#### Dataset excerpts:
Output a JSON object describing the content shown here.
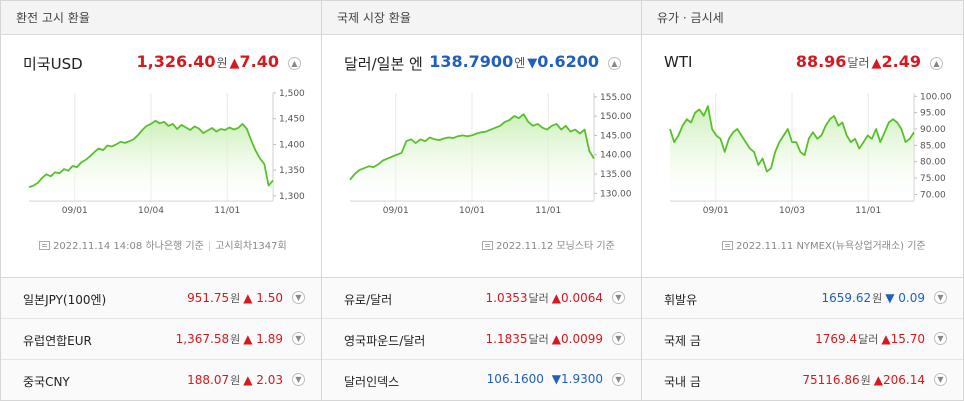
{
  "panels": [
    {
      "header": "환전 고시 환율",
      "main": {
        "name": "미국USD",
        "value": "1,326.40",
        "unit": "원",
        "dir": "up",
        "arrow": "▲",
        "change": "7.40"
      },
      "chart_data": {
        "type": "area",
        "x_ticks": [
          "09/01",
          "10/04",
          "11/01"
        ],
        "y_ticks": [
          "1,500",
          "1,450",
          "1,400",
          "1,350",
          "1,300"
        ],
        "ylim": [
          1290,
          1500
        ],
        "values": [
          1317,
          1320,
          1325,
          1335,
          1342,
          1338,
          1346,
          1344,
          1352,
          1349,
          1358,
          1356,
          1365,
          1370,
          1377,
          1385,
          1392,
          1389,
          1398,
          1396,
          1400,
          1405,
          1403,
          1406,
          1410,
          1418,
          1428,
          1436,
          1440,
          1446,
          1441,
          1444,
          1436,
          1440,
          1430,
          1438,
          1433,
          1428,
          1435,
          1431,
          1422,
          1427,
          1432,
          1425,
          1430,
          1428,
          1433,
          1429,
          1432,
          1440,
          1430,
          1408,
          1388,
          1373,
          1362,
          1320,
          1330
        ]
      },
      "source": {
        "date": "2022.11.14 14:08",
        "provider": "하나은행 기준",
        "extra": "고시회차1347회"
      },
      "list": [
        {
          "name": "일본JPY(100엔)",
          "value": "951.75",
          "unit": "원",
          "dir": "up",
          "arrow": "▲",
          "change": "1.50"
        },
        {
          "name": "유럽연합EUR",
          "value": "1,367.58",
          "unit": "원",
          "dir": "up",
          "arrow": "▲",
          "change": "1.89"
        },
        {
          "name": "중국CNY",
          "value": "188.07",
          "unit": "원",
          "dir": "up",
          "arrow": "▲",
          "change": "2.03"
        }
      ]
    },
    {
      "header": "국제 시장 환율",
      "main": {
        "name": "달러/일본 엔",
        "value": "138.7900",
        "unit": "엔",
        "dir": "down",
        "arrow": "▼",
        "change": "0.6200"
      },
      "chart_data": {
        "type": "area",
        "x_ticks": [
          "09/01",
          "10/01",
          "11/01"
        ],
        "y_ticks": [
          "155.00",
          "150.00",
          "145.00",
          "140.00",
          "135.00",
          "130.00"
        ],
        "ylim": [
          128,
          156
        ],
        "values": [
          133.5,
          135,
          136,
          136.5,
          137,
          136.8,
          137.5,
          138.5,
          139,
          139.5,
          140,
          140.5,
          143.5,
          144,
          143,
          144,
          143.5,
          144.5,
          144,
          143.8,
          144.2,
          144.5,
          144.3,
          144.8,
          145,
          144.8,
          145,
          145.5,
          145.8,
          146,
          146.5,
          147,
          147.5,
          148.5,
          149,
          150,
          149.5,
          150.5,
          148.5,
          147.5,
          148,
          147,
          146.5,
          147.5,
          148,
          146.5,
          147.5,
          146,
          146.5,
          145.5,
          146.5,
          141,
          139
        ]
      },
      "source": {
        "date": "2022.11.12",
        "provider": "모닝스타 기준",
        "extra": ""
      },
      "list": [
        {
          "name": "유로/달러",
          "value": "1.0353",
          "unit": "달러",
          "dir": "up",
          "arrow": "▲",
          "change": "0.0064"
        },
        {
          "name": "영국파운드/달러",
          "value": "1.1835",
          "unit": "달러",
          "dir": "up",
          "arrow": "▲",
          "change": "0.0099"
        },
        {
          "name": "달러인덱스",
          "value": "106.1600",
          "unit": "",
          "dir": "down",
          "arrow": "▼",
          "change": "1.9300"
        }
      ]
    },
    {
      "header": "유가 · 금시세",
      "main": {
        "name": "WTI",
        "value": "88.96",
        "unit": "달러",
        "dir": "up",
        "arrow": "▲",
        "change": "2.49"
      },
      "chart_data": {
        "type": "area",
        "x_ticks": [
          "09/01",
          "10/03",
          "11/01"
        ],
        "y_ticks": [
          "100.00",
          "95.00",
          "90.00",
          "85.00",
          "80.00",
          "75.00",
          "70.00"
        ],
        "ylim": [
          68,
          101
        ],
        "values": [
          90,
          86,
          88,
          91,
          93,
          92,
          95,
          96,
          94,
          97,
          90,
          88,
          87,
          83,
          87,
          89,
          90,
          88,
          86,
          84,
          83,
          79,
          81,
          77,
          78,
          83,
          86,
          88,
          90,
          86,
          86,
          83,
          82,
          87,
          89,
          87,
          88,
          91,
          93,
          94,
          91,
          92,
          88,
          86,
          87,
          84,
          86,
          88,
          87,
          90,
          86,
          89,
          92,
          93,
          92,
          90,
          86,
          87,
          89
        ]
      },
      "source": {
        "date": "2022.11.11",
        "provider": "NYMEX(뉴욕상업거래소) 기준",
        "extra": ""
      },
      "list": [
        {
          "name": "휘발유",
          "value": "1659.62",
          "unit": "원",
          "dir": "down",
          "arrow": "▼",
          "change": "0.09"
        },
        {
          "name": "국제 금",
          "value": "1769.4",
          "unit": "달러",
          "dir": "up",
          "arrow": "▲",
          "change": "15.70"
        },
        {
          "name": "국내 금",
          "value": "75116.86",
          "unit": "원",
          "dir": "up",
          "arrow": "▲",
          "change": "206.14"
        }
      ]
    }
  ],
  "icons": {
    "collapse": "chevron-up-icon",
    "expand": "chevron-down-icon",
    "source": "document-icon"
  }
}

#### Given problem:
Give the data again exactly as written, with all pictures left out.

#### Full output:
Output a JSON object describing the content shown here.
{
  "panels": [
    {
      "header": "환전 고시 환율",
      "main": {
        "name": "미국USD",
        "value": "1,326.40",
        "unit": "원",
        "dir": "up",
        "arrow": "▲",
        "change": "7.40"
      },
      "chart_data": {
        "type": "area",
        "x_ticks": [
          "09/01",
          "10/04",
          "11/01"
        ],
        "y_ticks": [
          "1,500",
          "1,450",
          "1,400",
          "1,350",
          "1,300"
        ],
        "ylim": [
          1290,
          1500
        ],
        "values": [
          1317,
          1320,
          1325,
          1335,
          1342,
          1338,
          1346,
          1344,
          1352,
          1349,
          1358,
          1356,
          1365,
          1370,
          1377,
          1385,
          1392,
          1389,
          1398,
          1396,
          1400,
          1405,
          1403,
          1406,
          1410,
          1418,
          1428,
          1436,
          1440,
          1446,
          1441,
          1444,
          1436,
          1440,
          1430,
          1438,
          1433,
          1428,
          1435,
          1431,
          1422,
          1427,
          1432,
          1425,
          1430,
          1428,
          1433,
          1429,
          1432,
          1440,
          1430,
          1408,
          1388,
          1373,
          1362,
          1320,
          1330
        ]
      },
      "source": {
        "date": "2022.11.14 14:08",
        "provider": "하나은행 기준",
        "extra": "고시회차1347회"
      },
      "list": [
        {
          "name": "일본JPY(100엔)",
          "value": "951.75",
          "unit": "원",
          "dir": "up",
          "arrow": "▲",
          "change": "1.50"
        },
        {
          "name": "유럽연합EUR",
          "value": "1,367.58",
          "unit": "원",
          "dir": "up",
          "arrow": "▲",
          "change": "1.89"
        },
        {
          "name": "중국CNY",
          "value": "188.07",
          "unit": "원",
          "dir": "up",
          "arrow": "▲",
          "change": "2.03"
        }
      ]
    },
    {
      "header": "국제 시장 환율",
      "main": {
        "name": "달러/일본 엔",
        "value": "138.7900",
        "unit": "엔",
        "dir": "down",
        "arrow": "▼",
        "change": "0.6200"
      },
      "chart_data": {
        "type": "area",
        "x_ticks": [
          "09/01",
          "10/01",
          "11/01"
        ],
        "y_ticks": [
          "155.00",
          "150.00",
          "145.00",
          "140.00",
          "135.00",
          "130.00"
        ],
        "ylim": [
          128,
          156
        ],
        "values": [
          133.5,
          135,
          136,
          136.5,
          137,
          136.8,
          137.5,
          138.5,
          139,
          139.5,
          140,
          140.5,
          143.5,
          144,
          143,
          144,
          143.5,
          144.5,
          144,
          143.8,
          144.2,
          144.5,
          144.3,
          144.8,
          145,
          144.8,
          145,
          145.5,
          145.8,
          146,
          146.5,
          147,
          147.5,
          148.5,
          149,
          150,
          149.5,
          150.5,
          148.5,
          147.5,
          148,
          147,
          146.5,
          147.5,
          148,
          146.5,
          147.5,
          146,
          146.5,
          145.5,
          146.5,
          141,
          139
        ]
      },
      "source": {
        "date": "2022.11.12",
        "provider": "모닝스타 기준",
        "extra": ""
      },
      "list": [
        {
          "name": "유로/달러",
          "value": "1.0353",
          "unit": "달러",
          "dir": "up",
          "arrow": "▲",
          "change": "0.0064"
        },
        {
          "name": "영국파운드/달러",
          "value": "1.1835",
          "unit": "달러",
          "dir": "up",
          "arrow": "▲",
          "change": "0.0099"
        },
        {
          "name": "달러인덱스",
          "value": "106.1600",
          "unit": "",
          "dir": "down",
          "arrow": "▼",
          "change": "1.9300"
        }
      ]
    },
    {
      "header": "유가 · 금시세",
      "main": {
        "name": "WTI",
        "value": "88.96",
        "unit": "달러",
        "dir": "up",
        "arrow": "▲",
        "change": "2.49"
      },
      "chart_data": {
        "type": "area",
        "x_ticks": [
          "09/01",
          "10/03",
          "11/01"
        ],
        "y_ticks": [
          "100.00",
          "95.00",
          "90.00",
          "85.00",
          "80.00",
          "75.00",
          "70.00"
        ],
        "ylim": [
          68,
          101
        ],
        "values": [
          90,
          86,
          88,
          91,
          93,
          92,
          95,
          96,
          94,
          97,
          90,
          88,
          87,
          83,
          87,
          89,
          90,
          88,
          86,
          84,
          83,
          79,
          81,
          77,
          78,
          83,
          86,
          88,
          90,
          86,
          86,
          83,
          82,
          87,
          89,
          87,
          88,
          91,
          93,
          94,
          91,
          92,
          88,
          86,
          87,
          84,
          86,
          88,
          87,
          90,
          86,
          89,
          92,
          93,
          92,
          90,
          86,
          87,
          89
        ]
      },
      "source": {
        "date": "2022.11.11",
        "provider": "NYMEX(뉴욕상업거래소) 기준",
        "extra": ""
      },
      "list": [
        {
          "name": "휘발유",
          "value": "1659.62",
          "unit": "원",
          "dir": "down",
          "arrow": "▼",
          "change": "0.09"
        },
        {
          "name": "국제 금",
          "value": "1769.4",
          "unit": "달러",
          "dir": "up",
          "arrow": "▲",
          "change": "15.70"
        },
        {
          "name": "국내 금",
          "value": "75116.86",
          "unit": "원",
          "dir": "up",
          "arrow": "▲",
          "change": "206.14"
        }
      ]
    }
  ],
  "icons": {
    "collapse": "chevron-up-icon",
    "expand": "chevron-down-icon",
    "source": "document-icon"
  }
}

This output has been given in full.